**THE PROBLEM**
Rewrite the lines below, putting "horizontal-tick-label" wherever "x-tick-label" occurs and leaving everything else unchanged.

━━━━━━━━━━━━━━━━━━━━━━━━━━━━━━

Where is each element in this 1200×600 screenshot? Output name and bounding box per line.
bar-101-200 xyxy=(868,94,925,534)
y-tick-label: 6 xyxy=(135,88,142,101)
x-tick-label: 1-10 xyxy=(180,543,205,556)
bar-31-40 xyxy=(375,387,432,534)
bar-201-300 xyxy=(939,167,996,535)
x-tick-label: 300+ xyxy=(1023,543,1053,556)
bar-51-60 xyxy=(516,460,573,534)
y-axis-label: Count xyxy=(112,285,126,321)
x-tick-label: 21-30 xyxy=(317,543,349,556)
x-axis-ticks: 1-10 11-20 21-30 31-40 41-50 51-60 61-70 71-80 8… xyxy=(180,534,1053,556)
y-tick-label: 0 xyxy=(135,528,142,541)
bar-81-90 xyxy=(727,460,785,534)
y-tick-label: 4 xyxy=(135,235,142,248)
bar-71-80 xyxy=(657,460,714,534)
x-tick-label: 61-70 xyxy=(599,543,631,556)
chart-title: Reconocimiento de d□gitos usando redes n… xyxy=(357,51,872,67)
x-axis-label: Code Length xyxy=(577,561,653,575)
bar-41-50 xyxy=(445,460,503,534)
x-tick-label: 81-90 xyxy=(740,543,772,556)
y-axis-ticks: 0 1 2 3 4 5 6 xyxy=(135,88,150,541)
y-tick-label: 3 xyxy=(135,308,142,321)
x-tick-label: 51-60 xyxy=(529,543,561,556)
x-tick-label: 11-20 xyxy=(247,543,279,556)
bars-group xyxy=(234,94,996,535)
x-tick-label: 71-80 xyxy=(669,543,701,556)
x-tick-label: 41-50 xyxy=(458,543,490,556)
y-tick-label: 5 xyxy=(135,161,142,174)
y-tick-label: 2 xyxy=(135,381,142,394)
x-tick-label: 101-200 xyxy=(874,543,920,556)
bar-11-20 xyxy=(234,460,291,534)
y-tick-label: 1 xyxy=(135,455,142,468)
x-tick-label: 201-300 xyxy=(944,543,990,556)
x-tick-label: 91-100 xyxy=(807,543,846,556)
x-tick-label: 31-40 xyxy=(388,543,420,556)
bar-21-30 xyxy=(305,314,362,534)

━━━━━━━━━━━━━━━━━━━━━━━━━━━━━━

**FINISHED ANSWER**
Where is each element in this 1200×600 screenshot? Output name and bounding box per line.
bar-101-200 xyxy=(868,94,925,534)
y-tick-label: 6 xyxy=(135,88,142,101)
horizontal-tick-label: 1-10 xyxy=(180,543,205,556)
bar-31-40 xyxy=(375,387,432,534)
bar-201-300 xyxy=(939,167,996,535)
horizontal-tick-label: 300+ xyxy=(1023,543,1053,556)
bar-51-60 xyxy=(516,460,573,534)
y-axis-label: Count xyxy=(112,285,126,321)
horizontal-tick-label: 21-30 xyxy=(317,543,349,556)
x-axis-ticks: 1-10 11-20 21-30 31-40 41-50 51-60 61-70 71-80 8… xyxy=(180,534,1053,556)
y-tick-label: 0 xyxy=(135,528,142,541)
bar-81-90 xyxy=(727,460,785,534)
y-tick-label: 4 xyxy=(135,235,142,248)
bar-71-80 xyxy=(657,460,714,534)
horizontal-tick-label: 61-70 xyxy=(599,543,631,556)
chart-title: Reconocimiento de d□gitos usando redes n… xyxy=(357,51,872,67)
x-axis-label: Code Length xyxy=(577,561,653,575)
bar-41-50 xyxy=(445,460,503,534)
horizontal-tick-label: 81-90 xyxy=(740,543,772,556)
y-axis-ticks: 0 1 2 3 4 5 6 xyxy=(135,88,150,541)
y-tick-label: 3 xyxy=(135,308,142,321)
horizontal-tick-label: 51-60 xyxy=(529,543,561,556)
horizontal-tick-label: 11-20 xyxy=(247,543,279,556)
bars-group xyxy=(234,94,996,535)
horizontal-tick-label: 71-80 xyxy=(669,543,701,556)
horizontal-tick-label: 41-50 xyxy=(458,543,490,556)
y-tick-label: 5 xyxy=(135,161,142,174)
y-tick-label: 2 xyxy=(135,381,142,394)
horizontal-tick-label: 101-200 xyxy=(874,543,920,556)
bar-11-20 xyxy=(234,460,291,534)
y-tick-label: 1 xyxy=(135,455,142,468)
horizontal-tick-label: 201-300 xyxy=(944,543,990,556)
horizontal-tick-label: 91-100 xyxy=(807,543,846,556)
horizontal-tick-label: 31-40 xyxy=(388,543,420,556)
bar-21-30 xyxy=(305,314,362,534)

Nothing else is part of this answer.